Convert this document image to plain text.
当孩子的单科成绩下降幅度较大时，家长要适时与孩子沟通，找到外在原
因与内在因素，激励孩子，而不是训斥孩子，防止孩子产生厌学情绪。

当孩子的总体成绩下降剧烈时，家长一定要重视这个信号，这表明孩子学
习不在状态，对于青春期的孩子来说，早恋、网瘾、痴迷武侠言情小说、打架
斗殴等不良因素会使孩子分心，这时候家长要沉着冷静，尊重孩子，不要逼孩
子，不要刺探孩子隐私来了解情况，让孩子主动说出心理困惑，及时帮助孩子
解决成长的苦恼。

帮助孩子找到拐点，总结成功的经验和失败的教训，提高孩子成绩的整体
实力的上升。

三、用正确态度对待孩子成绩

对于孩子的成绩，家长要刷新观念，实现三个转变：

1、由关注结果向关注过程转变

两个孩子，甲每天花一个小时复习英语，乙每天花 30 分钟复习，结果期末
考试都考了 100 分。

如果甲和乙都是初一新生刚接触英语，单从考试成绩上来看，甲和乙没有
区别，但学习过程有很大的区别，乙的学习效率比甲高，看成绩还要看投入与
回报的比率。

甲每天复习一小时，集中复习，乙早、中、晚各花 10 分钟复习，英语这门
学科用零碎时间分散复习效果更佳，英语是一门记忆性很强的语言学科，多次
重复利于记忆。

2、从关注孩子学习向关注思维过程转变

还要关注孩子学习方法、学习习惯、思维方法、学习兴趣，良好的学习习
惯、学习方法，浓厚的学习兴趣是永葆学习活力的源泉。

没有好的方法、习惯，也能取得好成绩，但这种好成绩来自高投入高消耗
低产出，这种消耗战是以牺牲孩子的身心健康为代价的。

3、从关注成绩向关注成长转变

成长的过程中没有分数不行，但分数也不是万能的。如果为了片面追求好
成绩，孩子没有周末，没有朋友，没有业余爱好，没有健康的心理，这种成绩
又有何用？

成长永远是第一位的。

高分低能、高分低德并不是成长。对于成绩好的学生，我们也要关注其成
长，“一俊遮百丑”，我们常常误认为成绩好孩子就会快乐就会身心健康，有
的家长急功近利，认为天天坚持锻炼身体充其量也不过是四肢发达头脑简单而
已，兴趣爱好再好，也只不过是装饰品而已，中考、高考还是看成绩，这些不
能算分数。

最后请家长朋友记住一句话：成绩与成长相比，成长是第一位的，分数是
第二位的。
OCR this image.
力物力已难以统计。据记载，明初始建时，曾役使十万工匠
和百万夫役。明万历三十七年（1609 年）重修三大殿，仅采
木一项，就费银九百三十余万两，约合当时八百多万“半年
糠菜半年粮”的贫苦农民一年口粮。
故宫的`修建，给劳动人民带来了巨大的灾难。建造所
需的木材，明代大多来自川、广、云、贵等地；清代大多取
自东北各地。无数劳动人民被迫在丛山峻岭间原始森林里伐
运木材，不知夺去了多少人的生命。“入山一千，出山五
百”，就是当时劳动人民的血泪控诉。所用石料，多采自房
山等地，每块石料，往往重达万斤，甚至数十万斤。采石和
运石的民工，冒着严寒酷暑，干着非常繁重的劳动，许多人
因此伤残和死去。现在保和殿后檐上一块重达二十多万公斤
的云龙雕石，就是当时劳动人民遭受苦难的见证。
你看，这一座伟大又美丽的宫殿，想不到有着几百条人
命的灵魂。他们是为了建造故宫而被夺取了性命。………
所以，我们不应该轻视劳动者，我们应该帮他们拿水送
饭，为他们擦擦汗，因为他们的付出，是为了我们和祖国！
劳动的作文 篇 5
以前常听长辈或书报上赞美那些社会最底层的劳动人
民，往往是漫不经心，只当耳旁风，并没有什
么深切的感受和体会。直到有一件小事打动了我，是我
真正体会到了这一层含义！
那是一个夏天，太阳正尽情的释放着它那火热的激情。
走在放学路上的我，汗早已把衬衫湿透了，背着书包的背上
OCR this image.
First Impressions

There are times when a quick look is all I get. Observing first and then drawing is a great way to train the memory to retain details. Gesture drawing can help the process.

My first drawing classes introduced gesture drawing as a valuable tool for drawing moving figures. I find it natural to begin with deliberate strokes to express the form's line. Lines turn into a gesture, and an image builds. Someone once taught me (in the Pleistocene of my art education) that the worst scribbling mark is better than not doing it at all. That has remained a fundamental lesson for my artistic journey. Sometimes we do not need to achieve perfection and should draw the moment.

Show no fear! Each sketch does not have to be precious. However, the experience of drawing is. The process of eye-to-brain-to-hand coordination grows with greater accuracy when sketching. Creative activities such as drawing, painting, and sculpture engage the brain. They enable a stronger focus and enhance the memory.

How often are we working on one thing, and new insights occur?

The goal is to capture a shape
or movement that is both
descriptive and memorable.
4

▶ [The request]: Repeat all the entries exactly as given.

▶ [Expected answer]:
Convert this document image to plain text.
当孩子的单科成绩下降幅度较大时，家长要适时与孩子沟通，找到外在原
因与内在因素，激励孩子，而不是训斥孩子，防止孩子产生厌学情绪。

当孩子的总体成绩下降剧烈时，家长一定要重视这个信号，这表明孩子学
习不在状态，对于青春期的孩子来说，早恋、网瘾、痴迷武侠言情小说、打架
斗殴等不良因素会使孩子分心，这时候家长要沉着冷静，尊重孩子，不要逼孩
子，不要刺探孩子隐私来了解情况，让孩子主动说出心理困惑，及时帮助孩子
解决成长的苦恼。

帮助孩子找到拐点，总结成功的经验和失败的教训，提高孩子成绩的整体
实力的上升。

三、用正确态度对待孩子成绩

对于孩子的成绩，家长要刷新观念，实现三个转变：

1、由关注结果向关注过程转变

两个孩子，甲每天花一个小时复习英语，乙每天花 30 分钟复习，结果期末
考试都考了 100 分。

如果甲和乙都是初一新生刚接触英语，单从考试成绩上来看，甲和乙没有
区别，但学习过程有很大的区别，乙的学习效率比甲高，看成绩还要看投入与
回报的比率。

甲每天复习一小时，集中复习，乙早、中、晚各花 10 分钟复习，英语这门
学科用零碎时间分散复习效果更佳，英语是一门记忆性很强的语言学科，多次
重复利于记忆。

2、从关注孩子学习向关注思维过程转变

还要关注孩子学习方法、学习习惯、思维方法、学习兴趣，良好的学习习
惯、学习方法，浓厚的学习兴趣是永葆学习活力的源泉。

没有好的方法、习惯，也能取得好成绩，但这种好成绩来自高投入高消耗
低产出，这种消耗战是以牺牲孩子的身心健康为代价的。

3、从关注成绩向关注成长转变

成长的过程中没有分数不行，但分数也不是万能的。如果为了片面追求好
成绩，孩子没有周末，没有朋友，没有业余爱好，没有健康的心理，这种成绩
又有何用？

成长永远是第一位的。

高分低能、高分低德并不是成长。对于成绩好的学生，我们也要关注其成
长，“一俊遮百丑”，我们常常误认为成绩好孩子就会快乐就会身心健康，有
的家长急功近利，认为天天坚持锻炼身体充其量也不过是四肢发达头脑简单而
已，兴趣爱好再好，也只不过是装饰品而已，中考、高考还是看成绩，这些不
能算分数。

最后请家长朋友记住一句话：成绩与成长相比，成长是第一位的，分数是
第二位的。
OCR this image.
力物力已难以统计。据记载，明初始建时，曾役使十万工匠
和百万夫役。明万历三十七年（1609 年）重修三大殿，仅采
木一项，就费银九百三十余万两，约合当时八百多万“半年
糠菜半年粮”的贫苦农民一年口粮。
故宫的`修建，给劳动人民带来了巨大的灾难。建造所
需的木材，明代大多来自川、广、云、贵等地；清代大多取
自东北各地。无数劳动人民被迫在丛山峻岭间原始森林里伐
运木材，不知夺去了多少人的生命。“入山一千，出山五
百”，就是当时劳动人民的血泪控诉。所用石料，多采自房
山等地，每块石料，往往重达万斤，甚至数十万斤。采石和
运石的民工，冒着严寒酷暑，干着非常繁重的劳动，许多人
因此伤残和死去。现在保和殿后檐上一块重达二十多万公斤
的云龙雕石，就是当时劳动人民遭受苦难的见证。
你看，这一座伟大又美丽的宫殿，想不到有着几百条人
命的灵魂。他们是为了建造故宫而被夺取了性命。………
所以，我们不应该轻视劳动者，我们应该帮他们拿水送
饭，为他们擦擦汗，因为他们的付出，是为了我们和祖国！
劳动的作文 篇 5
以前常听长辈或书报上赞美那些社会最底层的劳动人
民，往往是漫不经心，只当耳旁风，并没有什
么深切的感受和体会。直到有一件小事打动了我，是我
真正体会到了这一层含义！
那是一个夏天，太阳正尽情的释放着它那火热的激情。
走在放学路上的我，汗早已把衬衫湿透了，背着书包的背上
OCR this image.
First Impressions

There are times when a quick look is all I get. Observing first and then drawing is a great way to train the memory to retain details. Gesture drawing can help the process.

My first drawing classes introduced gesture drawing as a valuable tool for drawing moving figures. I find it natural to begin with deliberate strokes to express the form's line. Lines turn into a gesture, and an image builds. Someone once taught me (in the Pleistocene of my art education) that the worst scribbling mark is better than not doing it at all. That has remained a fundamental lesson for my artistic journey. Sometimes we do not need to achieve perfection and should draw the moment.

Show no fear! Each sketch does not have to be precious. However, the experience of drawing is. The process of eye-to-brain-to-hand coordination grows with greater accuracy when sketching. Creative activities such as drawing, painting, and sculpture engage the brain. They enable a stronger focus and enhance the memory.

How often are we working on one thing, and new insights occur?

The goal is to capture a shape
or movement that is both
descriptive and memorable.
4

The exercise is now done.